Copy the entries below exactly. Images do not belong in the copy.

- Stored entries:
┄┄┄┄┄┄
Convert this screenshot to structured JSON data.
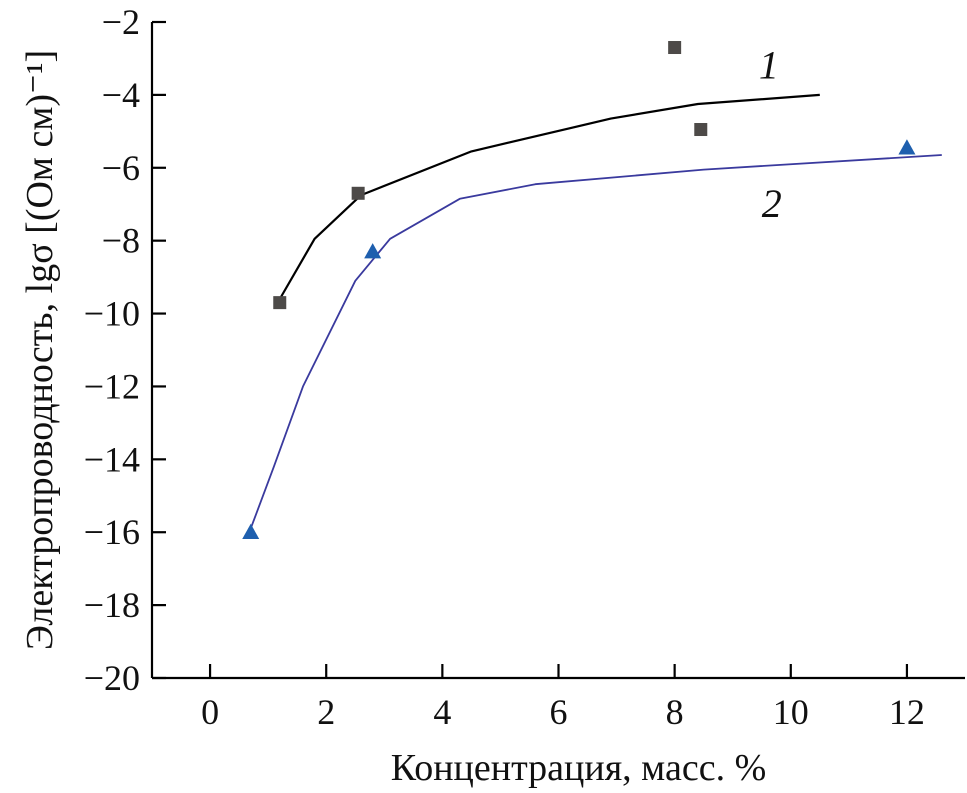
{
  "chart_data": {
    "type": "line",
    "xlabel": "Концентрация, масс. %",
    "ylabel": "Электропроводность, lgσ [(Ом см)⁻¹]",
    "xlim": [
      -1,
      13
    ],
    "ylim": [
      -20,
      -2
    ],
    "xticks": [
      0,
      2,
      4,
      6,
      8,
      10,
      12
    ],
    "yticks": [
      -20,
      -18,
      -16,
      -14,
      -12,
      -10,
      -8,
      -6,
      -4,
      -2
    ],
    "xtick_labels": [
      "0",
      "2",
      "4",
      "6",
      "8",
      "10",
      "12"
    ],
    "ytick_labels": [
      "−20",
      "−18",
      "−16",
      "−14",
      "−12",
      "−10",
      "−8",
      "−6",
      "−4",
      "−2"
    ],
    "series": [
      {
        "name": "1",
        "color": "#000000",
        "marker": "square",
        "marker_color": "#4d4a48",
        "line": {
          "x": [
            1.2,
            1.8,
            2.6,
            4.5,
            6.9,
            8.4,
            10.5
          ],
          "y": [
            -9.6,
            -7.95,
            -6.75,
            -5.55,
            -4.65,
            -4.25,
            -4.0
          ]
        },
        "points": {
          "x": [
            1.2,
            2.55,
            8.0,
            8.45
          ],
          "y": [
            -9.7,
            -6.7,
            -2.7,
            -4.95
          ]
        }
      },
      {
        "name": "2",
        "color": "#3a3a9e",
        "marker": "triangle",
        "marker_color": "#1e5fae",
        "line": {
          "x": [
            0.7,
            1.1,
            1.6,
            2.5,
            3.1,
            4.3,
            5.6,
            8.5,
            12.6
          ],
          "y": [
            -15.9,
            -14.2,
            -12.0,
            -9.1,
            -7.95,
            -6.85,
            -6.45,
            -6.05,
            -5.65
          ]
        },
        "points": {
          "x": [
            0.7,
            2.8,
            12.0
          ],
          "y": [
            -16.0,
            -8.3,
            -5.45
          ]
        }
      }
    ]
  }
}
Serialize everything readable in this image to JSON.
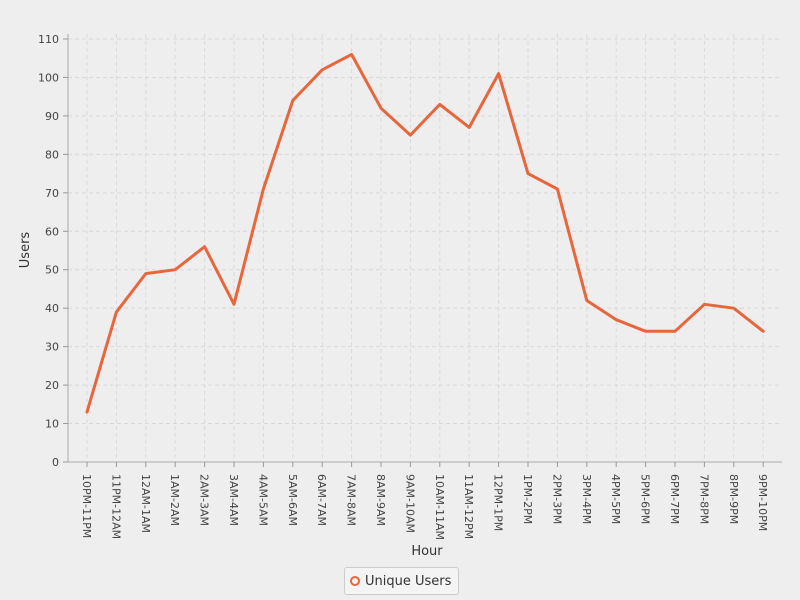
{
  "chart_data": {
    "type": "line",
    "xlabel": "Hour",
    "ylabel": "Users",
    "ylim": [
      0,
      110
    ],
    "y_ticks": [
      0,
      10,
      20,
      30,
      40,
      50,
      60,
      70,
      80,
      90,
      100,
      110
    ],
    "grid": true,
    "legend_position": "bottom",
    "categories": [
      "10PM-11PM",
      "11PM-12AM",
      "12AM-1AM",
      "1AM-2AM",
      "2AM-3AM",
      "3AM-4AM",
      "4AM-5AM",
      "5AM-6AM",
      "6AM-7AM",
      "7AM-8AM",
      "8AM-9AM",
      "9AM-10AM",
      "10AM-11AM",
      "11AM-12PM",
      "12PM-1PM",
      "1PM-2PM",
      "2PM-3PM",
      "3PM-4PM",
      "4PM-5PM",
      "5PM-6PM",
      "6PM-7PM",
      "7PM-8PM",
      "8PM-9PM",
      "9PM-10PM"
    ],
    "series": [
      {
        "name": "Unique Users",
        "color": "#e8663c",
        "values": [
          13,
          39,
          49,
          50,
          56,
          41,
          71,
          94,
          102,
          106,
          92,
          85,
          93,
          87,
          101,
          75,
          71,
          42,
          37,
          34,
          34,
          41,
          40,
          34
        ]
      }
    ]
  }
}
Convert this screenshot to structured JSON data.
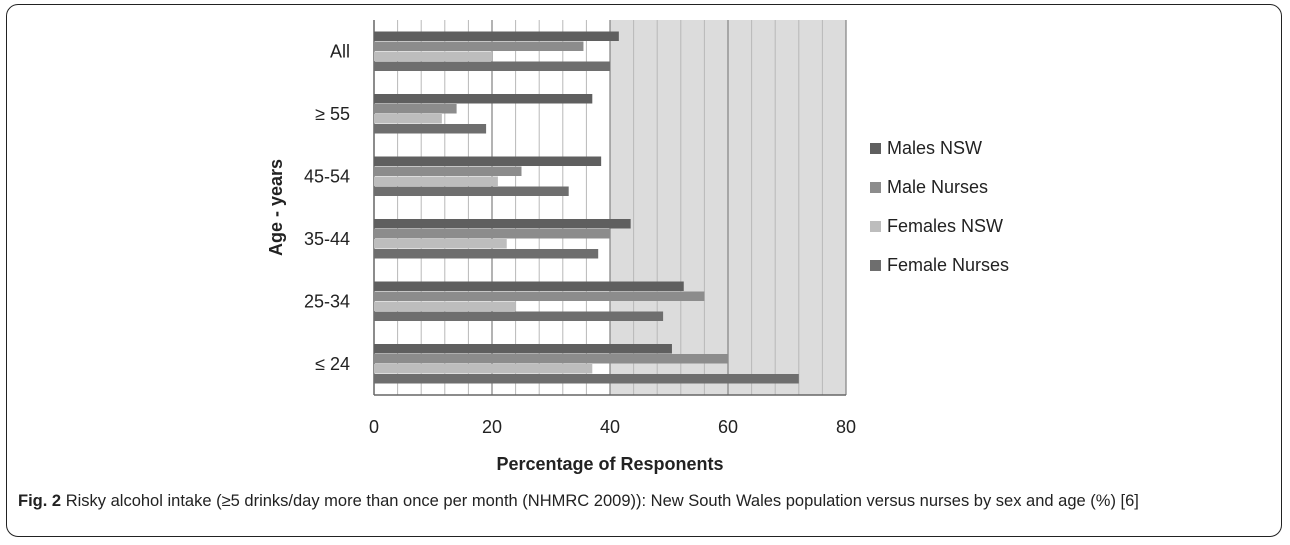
{
  "chart_data": {
    "type": "bar",
    "orientation": "horizontal",
    "categories": [
      "All",
      "≥ 55",
      "45-54",
      "35-44",
      "25-34",
      "≤ 24"
    ],
    "series": [
      {
        "name": "Males NSW",
        "color": "#5f5f5f",
        "values": [
          41.5,
          37,
          38.5,
          43.5,
          52.5,
          50.5
        ]
      },
      {
        "name": "Male Nurses",
        "color": "#8c8c8c",
        "values": [
          35.5,
          14,
          25,
          40,
          56,
          60
        ]
      },
      {
        "name": "Females NSW",
        "color": "#bdbdbd",
        "values": [
          20,
          11.5,
          21,
          22.5,
          24,
          37
        ]
      },
      {
        "name": "Female Nurses",
        "color": "#6e6e6e",
        "values": [
          40,
          19,
          33,
          38,
          49,
          72
        ]
      }
    ],
    "xlabel": "Percentage of Responents",
    "ylabel": "Age - years",
    "xlim": [
      0,
      80
    ],
    "x_ticks": [
      "0",
      "20",
      "40",
      "60",
      "80"
    ],
    "grid": true,
    "legend_position": "right"
  },
  "caption": {
    "label": "Fig. 2",
    "text": "Risky alcohol intake (≥5 drinks/day more than once per month (NHMRC 2009)): New South Wales population versus nurses by sex and age (%) [6]"
  }
}
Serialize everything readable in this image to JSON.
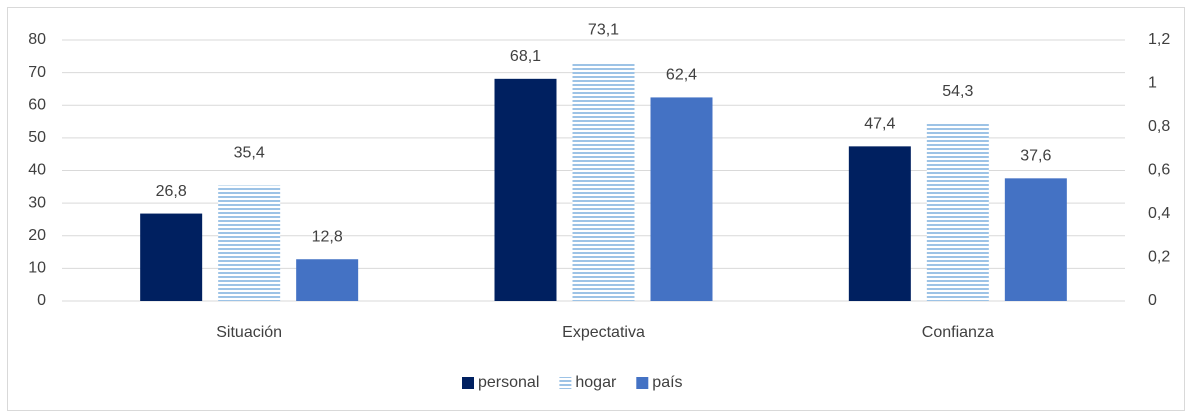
{
  "chart_data": {
    "type": "bar",
    "categories": [
      "Situación",
      "Expectativa",
      "Confianza"
    ],
    "series": [
      {
        "name": "personal",
        "color": "#002060",
        "values": [
          26.8,
          68.1,
          47.4
        ],
        "value_labels": [
          "26,8",
          "68,1",
          "47,4"
        ]
      },
      {
        "name": "hogar",
        "color": "#9dc3e6",
        "pattern": "horizontal",
        "values": [
          35.4,
          73.1,
          54.3
        ],
        "value_labels": [
          "35,4",
          "73,1",
          "54,3"
        ]
      },
      {
        "name": "país",
        "color": "#4472c4",
        "values": [
          12.8,
          62.4,
          37.6
        ],
        "value_labels": [
          "12,8",
          "62,4",
          "37,6"
        ]
      }
    ],
    "ylim": [
      0,
      80
    ],
    "yticks": [
      0,
      10,
      20,
      30,
      40,
      50,
      60,
      70,
      80
    ],
    "y2lim": [
      0,
      1.2
    ],
    "y2ticks": [
      0,
      {
        "value": 0.2,
        "label": "0,2"
      },
      {
        "value": 0.4,
        "label": "0,4"
      },
      {
        "value": 0.6,
        "label": "0,6"
      },
      {
        "value": 0.8,
        "label": "0,8"
      },
      1,
      {
        "value": 1.2,
        "label": "1,2"
      }
    ],
    "grid": true,
    "legend": "bottom"
  }
}
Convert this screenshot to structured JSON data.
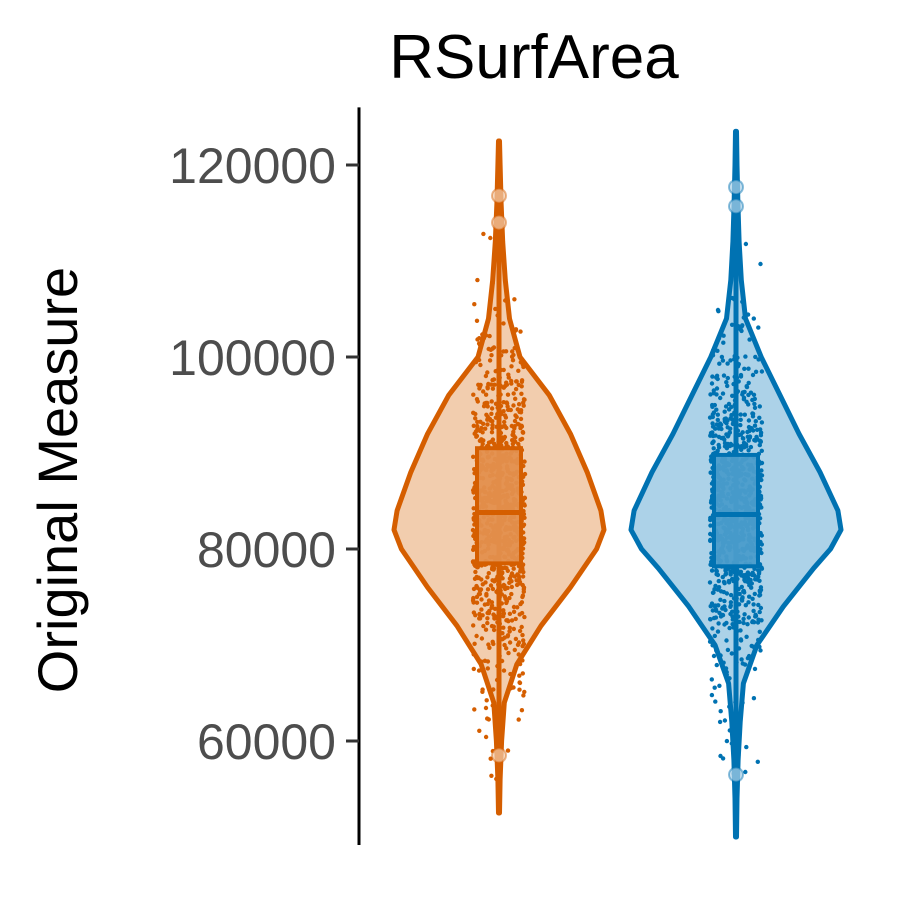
┄┄┄┄┄┄
- RESPONSE TO THIS TASK:
Convert this screenshot to structured JSON data.
{
  "chart_data": {
    "type": "line",
    "xlabel": "Концентрация, масс. %",
    "ylabel": "Электропроводность, lgσ [(Ом см)⁻¹]",
    "xlim": [
      -1,
      13
    ],
    "ylim": [
      -20,
      -2
    ],
    "xticks": [
      0,
      2,
      4,
      6,
      8,
      10,
      12
    ],
    "yticks": [
      -20,
      -18,
      -16,
      -14,
      -12,
      -10,
      -8,
      -6,
      -4,
      -2
    ],
    "xtick_labels": [
      "0",
      "2",
      "4",
      "6",
      "8",
      "10",
      "12"
    ],
    "ytick_labels": [
      "−20",
      "−18",
      "−16",
      "−14",
      "−12",
      "−10",
      "−8",
      "−6",
      "−4",
      "−2"
    ],
    "series": [
      {
        "name": "1",
        "color": "#000000",
        "marker": "square",
        "marker_color": "#4d4a48",
        "line": {
          "x": [
            1.2,
            1.8,
            2.6,
            4.5,
            6.9,
            8.4,
            10.5
          ],
          "y": [
            -9.6,
            -7.95,
            -6.75,
            -5.55,
            -4.65,
            -4.25,
            -4.0
          ]
        },
        "points": {
          "x": [
            1.2,
            2.55,
            8.0,
            8.45
          ],
          "y": [
            -9.7,
            -6.7,
            -2.7,
            -4.95
          ]
        }
      },
      {
        "name": "2",
        "color": "#3a3a9e",
        "marker": "triangle",
        "marker_color": "#1e5fae",
        "line": {
          "x": [
            0.7,
            1.1,
            1.6,
            2.5,
            3.1,
            4.3,
            5.6,
            8.5,
            12.6
          ],
          "y": [
            -15.9,
            -14.2,
            -12.0,
            -9.1,
            -7.95,
            -6.85,
            -6.45,
            -6.05,
            -5.65
          ]
        },
        "points": {
          "x": [
            0.7,
            2.8,
            12.0
          ],
          "y": [
            -16.0,
            -8.3,
            -5.45
          ]
        }
      }
    ]
  }
}
Serialize everything readable in this image to JSON.
{
  "chart_data": {
    "type": "line",
    "xlabel": "Hour",
    "ylabel": "Users",
    "ylim": [
      0,
      110
    ],
    "y_ticks": [
      0,
      10,
      20,
      30,
      40,
      50,
      60,
      70,
      80,
      90,
      100,
      110
    ],
    "grid": true,
    "legend_position": "bottom",
    "categories": [
      "10PM-11PM",
      "11PM-12AM",
      "12AM-1AM",
      "1AM-2AM",
      "2AM-3AM",
      "3AM-4AM",
      "4AM-5AM",
      "5AM-6AM",
      "6AM-7AM",
      "7AM-8AM",
      "8AM-9AM",
      "9AM-10AM",
      "10AM-11AM",
      "11AM-12PM",
      "12PM-1PM",
      "1PM-2PM",
      "2PM-3PM",
      "3PM-4PM",
      "4PM-5PM",
      "5PM-6PM",
      "6PM-7PM",
      "7PM-8PM",
      "8PM-9PM",
      "9PM-10PM"
    ],
    "series": [
      {
        "name": "Unique Users",
        "color": "#e8663c",
        "values": [
          13,
          39,
          49,
          50,
          56,
          41,
          71,
          94,
          102,
          106,
          92,
          85,
          93,
          87,
          101,
          75,
          71,
          42,
          37,
          34,
          34,
          41,
          40,
          34
        ]
      }
    ]
  }
}
Convert this screenshot to structured JSON data.
{
  "chart_data": {
    "type": "bar",
    "orientation": "horizontal",
    "categories": [
      "All",
      "≥ 55",
      "45-54",
      "35-44",
      "25-34",
      "≤ 24"
    ],
    "series": [
      {
        "name": "Males NSW",
        "color": "#5f5f5f",
        "values": [
          41.5,
          37,
          38.5,
          43.5,
          52.5,
          50.5
        ]
      },
      {
        "name": "Male Nurses",
        "color": "#8c8c8c",
        "values": [
          35.5,
          14,
          25,
          40,
          56,
          60
        ]
      },
      {
        "name": "Females NSW",
        "color": "#bdbdbd",
        "values": [
          20,
          11.5,
          21,
          22.5,
          24,
          37
        ]
      },
      {
        "name": "Female Nurses",
        "color": "#6e6e6e",
        "values": [
          40,
          19,
          33,
          38,
          49,
          72
        ]
      }
    ],
    "xlabel": "Percentage of Responents",
    "ylabel": "Age - years",
    "xlim": [
      0,
      80
    ],
    "x_ticks": [
      "0",
      "20",
      "40",
      "60",
      "80"
    ],
    "grid": true,
    "legend_position": "right"
  },
  "caption": {
    "label": "Fig. 2",
    "text": "Risky alcohol intake (≥5 drinks/day more than once per month (NHMRC 2009)): New South Wales population versus nurses by sex and age (%) [6]"
  }
}
Serialize everything readable in this image to JSON.
{
  "chart_data": {
    "type": "bar",
    "categories": [
      "Situación",
      "Expectativa",
      "Confianza"
    ],
    "series": [
      {
        "name": "personal",
        "color": "#002060",
        "values": [
          26.8,
          68.1,
          47.4
        ],
        "value_labels": [
          "26,8",
          "68,1",
          "47,4"
        ]
      },
      {
        "name": "hogar",
        "color": "#9dc3e6",
        "pattern": "horizontal",
        "values": [
          35.4,
          73.1,
          54.3
        ],
        "value_labels": [
          "35,4",
          "73,1",
          "54,3"
        ]
      },
      {
        "name": "país",
        "color": "#4472c4",
        "values": [
          12.8,
          62.4,
          37.6
        ],
        "value_labels": [
          "12,8",
          "62,4",
          "37,6"
        ]
      }
    ],
    "ylim": [
      0,
      80
    ],
    "yticks": [
      0,
      10,
      20,
      30,
      40,
      50,
      60,
      70,
      80
    ],
    "y2lim": [
      0,
      1.2
    ],
    "y2ticks": [
      0,
      {
        "value": 0.2,
        "label": "0,2"
      },
      {
        "value": 0.4,
        "label": "0,4"
      },
      {
        "value": 0.6,
        "label": "0,6"
      },
      {
        "value": 0.8,
        "label": "0,8"
      },
      1,
      {
        "value": 1.2,
        "label": "1,2"
      }
    ],
    "grid": true,
    "legend": "bottom"
  }
}
Convert this screenshot to structured JSON data.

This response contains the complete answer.